TASK GOAL:
Transcribe each line of the records below exactly, excluding any embedded images.

RECORDS SUPPLIED:
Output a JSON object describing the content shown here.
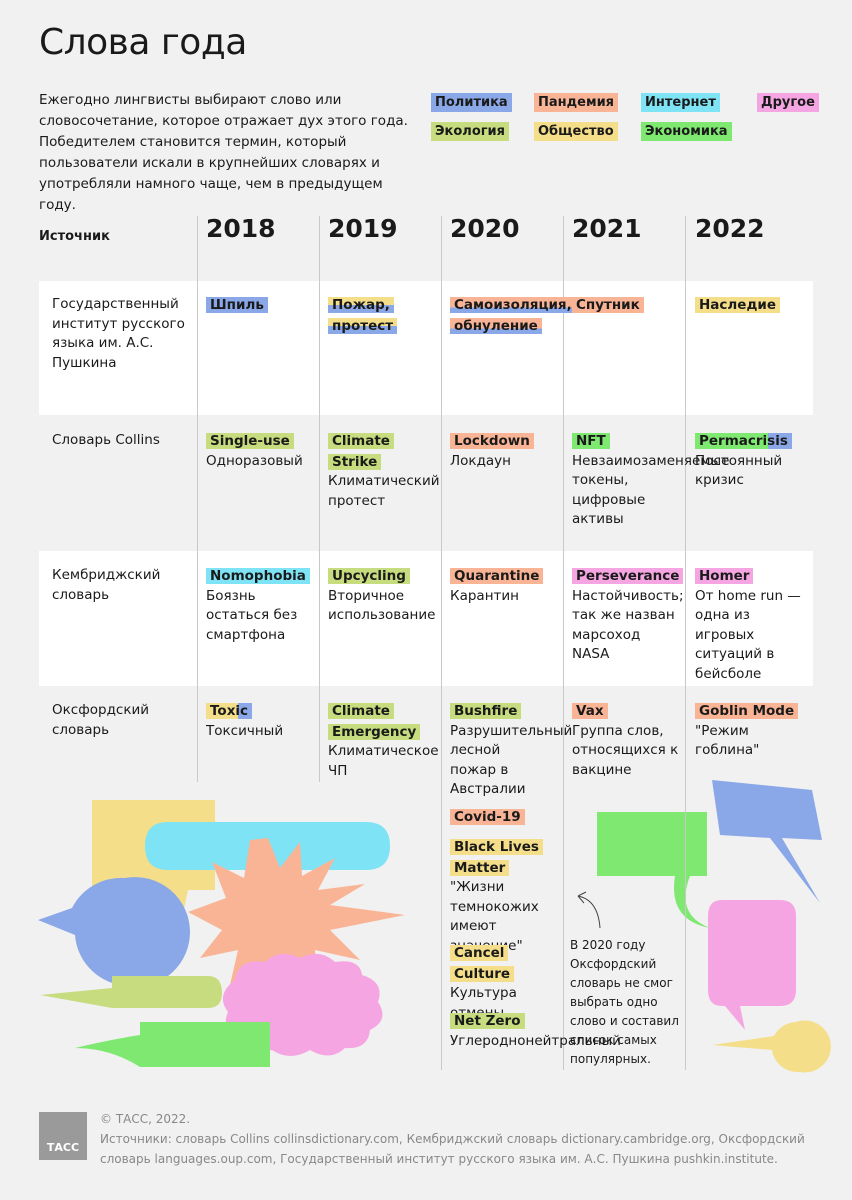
{
  "title": "Слова года",
  "intro": "Ежегодно лингвисты выбирают слово или словосочетание, которое отражает дух этого года. Победителем становится термин, который пользователи искали в крупнейших словарях и употребляли намного чаще, чем в предыдущем году.",
  "colors": {
    "politics": "#8aa8e8",
    "pandemic": "#f9b496",
    "internet": "#7ee3f5",
    "other": "#f5a6e2",
    "ecology": "#c6dc7e",
    "society": "#f5de8a",
    "economy": "#7ee870"
  },
  "legend": [
    {
      "label": "Политика",
      "cat": "politics"
    },
    {
      "label": "Пандемия",
      "cat": "pandemic"
    },
    {
      "label": "Интернет",
      "cat": "internet"
    },
    {
      "label": "Другое",
      "cat": "other"
    },
    {
      "label": "Экология",
      "cat": "ecology"
    },
    {
      "label": "Общество",
      "cat": "society"
    },
    {
      "label": "Экономика",
      "cat": "economy"
    }
  ],
  "table": {
    "source_header": "Источник",
    "years": [
      "2018",
      "2019",
      "2020",
      "2021",
      "2022"
    ],
    "rows": [
      {
        "source": "Государственный институт русского языка им. А.С. Пушкина",
        "cells": [
          {
            "word": "Шпиль",
            "cat": "politics"
          },
          {
            "word": "Пожар, протест",
            "cat": "society"
          },
          {
            "word": "Самоизоляция, обнуление",
            "cat": "pandemic"
          },
          {
            "word": "Спутник",
            "cat": "pandemic"
          },
          {
            "word": "Наследие",
            "cat": "society"
          }
        ]
      },
      {
        "source": "Словарь Collins",
        "cells": [
          {
            "word": "Single-use",
            "cat": "ecology",
            "translation": "Одноразовый"
          },
          {
            "word": "Climate Strike",
            "cat": "ecology",
            "translation": "Климатический протест"
          },
          {
            "word": "Lockdown",
            "cat": "pandemic",
            "translation": "Локдаун"
          },
          {
            "word": "NFT",
            "cat": "economy",
            "translation": "Невзаимозаменяемые токены, цифровые активы"
          },
          {
            "word": "Permacrisis",
            "cat": "economy",
            "translation": "Постоянный кризис"
          }
        ]
      },
      {
        "source": "Кембриджский словарь",
        "cells": [
          {
            "word": "Nomophobia",
            "cat": "internet",
            "translation": "Боязнь остаться без смартфона"
          },
          {
            "word": "Upcycling",
            "cat": "ecology",
            "translation": "Вторичное использование"
          },
          {
            "word": "Quarantine",
            "cat": "pandemic",
            "translation": "Карантин"
          },
          {
            "word": "Perseverance",
            "cat": "other",
            "translation": "Настойчивость; так же назван марсоход NASA"
          },
          {
            "word": "Homer",
            "cat": "other",
            "translation": "От home run — одна из игровых ситуаций в бейсболе"
          }
        ]
      },
      {
        "source": "Оксфордский словарь",
        "cells": [
          {
            "word": "Toxic",
            "cat": "society",
            "translation": "Токсичный"
          },
          {
            "word": "Climate Emergency",
            "cat": "ecology",
            "translation": "Климатическое ЧП"
          },
          {
            "word": "Bushfire",
            "cat": "ecology",
            "translation": "Разрушительный лесной пожар в Австралии"
          },
          {
            "word": "Vax",
            "cat": "pandemic",
            "translation": "Группа слов, относящихся к вакцине"
          },
          {
            "word": "Goblin Mode",
            "cat": "pandemic",
            "translation": "\"Режим гоблина\""
          }
        ]
      }
    ],
    "oxford_2020_extra": [
      {
        "word": "Covid-19",
        "cat": "pandemic"
      },
      {
        "word": "Black Lives Matter",
        "cat": "society",
        "translation": "\"Жизни темнокожих имеют значение\""
      },
      {
        "word": "Cancel Culture",
        "cat": "society",
        "translation": "Культура отмены"
      },
      {
        "word": "Net Zero",
        "cat": "ecology",
        "translation": "Углероднонейтральный"
      }
    ]
  },
  "note": "В 2020 году Оксфордский словарь не смог выбрать одно слово и составил список самых популярных.",
  "footer": {
    "copyright": "© ТАСС, 2022.",
    "sources": "Источники: словарь Collins collinsdictionary.com, Кембриджский словарь dictionary.cambridge.org, Оксфордский словарь languages.oup.com, Государственный институт русского языка им. А.С. Пушкина pushkin.institute.",
    "logo": "ТАСС"
  }
}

EXPECTED ANSWER:
Output a JSON object describing the content shown here.
{
  "title": "Слова года",
  "intro": "Ежегодно лингвисты выбирают слово или словосочетание, которое отражает дух этого года. Победителем становится термин, который пользователи искали в крупнейших словарях и употребляли намного чаще, чем в предыдущем году.",
  "colors": {
    "politics": "#8aa8e8",
    "pandemic": "#f9b496",
    "internet": "#7ee3f5",
    "other": "#f5a6e2",
    "ecology": "#c6dc7e",
    "society": "#f5de8a",
    "economy": "#7ee870"
  },
  "legend": [
    {
      "label": "Политика",
      "cat": "politics"
    },
    {
      "label": "Пандемия",
      "cat": "pandemic"
    },
    {
      "label": "Интернет",
      "cat": "internet"
    },
    {
      "label": "Другое",
      "cat": "other"
    },
    {
      "label": "Экология",
      "cat": "ecology"
    },
    {
      "label": "Общество",
      "cat": "society"
    },
    {
      "label": "Экономика",
      "cat": "economy"
    }
  ],
  "table": {
    "source_header": "Источник",
    "years": [
      "2018",
      "2019",
      "2020",
      "2021",
      "2022"
    ],
    "rows": [
      {
        "source": "Государственный институт русского языка им. А.С. Пушкина",
        "cells": [
          {
            "word": "Шпиль",
            "cat": "politics"
          },
          {
            "word": "Пожар, протест",
            "cat": "society"
          },
          {
            "word": "Самоизоляция, обнуление",
            "cat": "pandemic"
          },
          {
            "word": "Спутник",
            "cat": "pandemic"
          },
          {
            "word": "Наследие",
            "cat": "society"
          }
        ]
      },
      {
        "source": "Словарь Collins",
        "cells": [
          {
            "word": "Single-use",
            "cat": "ecology",
            "translation": "Одноразовый"
          },
          {
            "word": "Climate Strike",
            "cat": "ecology",
            "translation": "Климатический протест"
          },
          {
            "word": "Lockdown",
            "cat": "pandemic",
            "translation": "Локдаун"
          },
          {
            "word": "NFT",
            "cat": "economy",
            "translation": "Невзаимозаменяемые токены, цифровые активы"
          },
          {
            "word": "Permacrisis",
            "cat": "economy",
            "translation": "Постоянный кризис"
          }
        ]
      },
      {
        "source": "Кембриджский словарь",
        "cells": [
          {
            "word": "Nomophobia",
            "cat": "internet",
            "translation": "Боязнь остаться без смартфона"
          },
          {
            "word": "Upcycling",
            "cat": "ecology",
            "translation": "Вторичное использование"
          },
          {
            "word": "Quarantine",
            "cat": "pandemic",
            "translation": "Карантин"
          },
          {
            "word": "Perseverance",
            "cat": "other",
            "translation": "Настойчивость; так же назван марсоход NASA"
          },
          {
            "word": "Homer",
            "cat": "other",
            "translation": "От home run — одна из игровых ситуаций в бейсболе"
          }
        ]
      },
      {
        "source": "Оксфордский словарь",
        "cells": [
          {
            "word": "Toxic",
            "cat": "society",
            "translation": "Токсичный"
          },
          {
            "word": "Climate Emergency",
            "cat": "ecology",
            "translation": "Климатическое ЧП"
          },
          {
            "word": "Bushfire",
            "cat": "ecology",
            "translation": "Разрушительный лесной пожар в Австралии"
          },
          {
            "word": "Vax",
            "cat": "pandemic",
            "translation": "Группа слов, относящихся к вакцине"
          },
          {
            "word": "Goblin Mode",
            "cat": "pandemic",
            "translation": "\"Режим гоблина\""
          }
        ]
      }
    ],
    "oxford_2020_extra": [
      {
        "word": "Covid-19",
        "cat": "pandemic"
      },
      {
        "word": "Black Lives Matter",
        "cat": "society",
        "translation": "\"Жизни темнокожих имеют значение\""
      },
      {
        "word": "Cancel Culture",
        "cat": "society",
        "translation": "Культура отмены"
      },
      {
        "word": "Net Zero",
        "cat": "ecology",
        "translation": "Углероднонейтральный"
      }
    ]
  },
  "note": "В 2020 году Оксфордский словарь не смог выбрать одно слово и составил список самых популярных.",
  "footer": {
    "copyright": "© ТАСС, 2022.",
    "sources": "Источники: словарь Collins collinsdictionary.com, Кембриджский словарь dictionary.cambridge.org, Оксфордский словарь languages.oup.com, Государственный институт русского языка им. А.С. Пушкина pushkin.institute.",
    "logo": "ТАСС"
  }
}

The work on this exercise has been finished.